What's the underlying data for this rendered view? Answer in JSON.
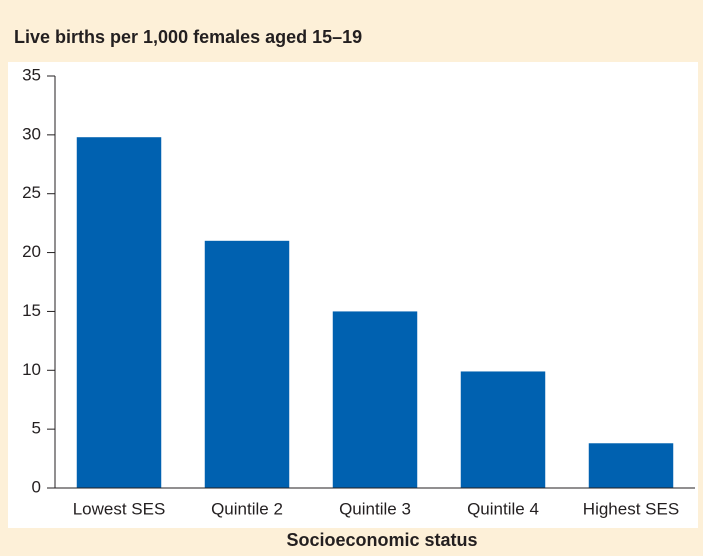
{
  "chart_data": {
    "type": "bar",
    "title": "Live births per 1,000 females aged 15–19",
    "x_label": "Socioeconomic status",
    "categories": [
      "Lowest SES",
      "Quintile 2",
      "Quintile 3",
      "Quintile 4",
      "Highest SES"
    ],
    "values": [
      29.8,
      21.0,
      15.0,
      9.9,
      3.8
    ],
    "color": "#0061b0",
    "ylim": [
      0,
      35
    ],
    "yticks": [
      0,
      5,
      10,
      15,
      20,
      25,
      30,
      35
    ],
    "grid": false
  }
}
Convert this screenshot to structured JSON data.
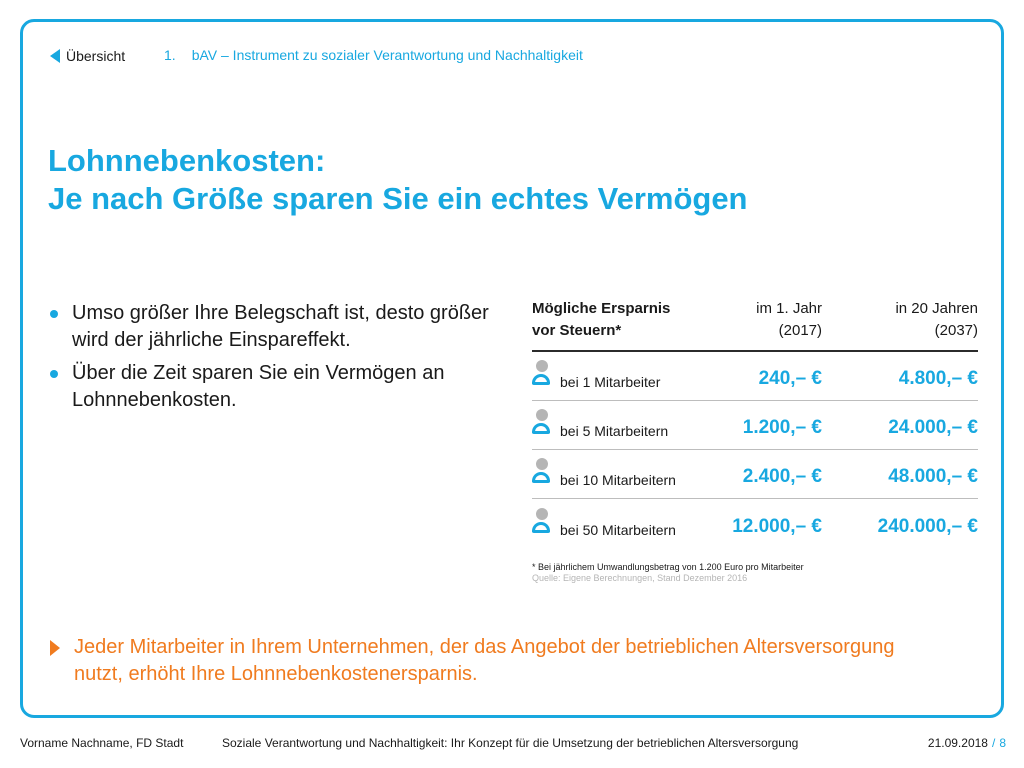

What the task requires -
Without including the pictures, return each record above exactly as it stands.

Result -
What's the underlying data for this rendered view? Answer in JSON.
{
  "chart_data": {
    "type": "bar",
    "title": "Live births per 1,000 females aged 15–19",
    "x_label": "Socioeconomic status",
    "categories": [
      "Lowest SES",
      "Quintile 2",
      "Quintile 3",
      "Quintile 4",
      "Highest SES"
    ],
    "values": [
      29.8,
      21.0,
      15.0,
      9.9,
      3.8
    ],
    "color": "#0061b0",
    "ylim": [
      0,
      35
    ],
    "yticks": [
      0,
      5,
      10,
      15,
      20,
      25,
      30,
      35
    ],
    "grid": false
  }
}
Convert this screenshot to structured JSON data.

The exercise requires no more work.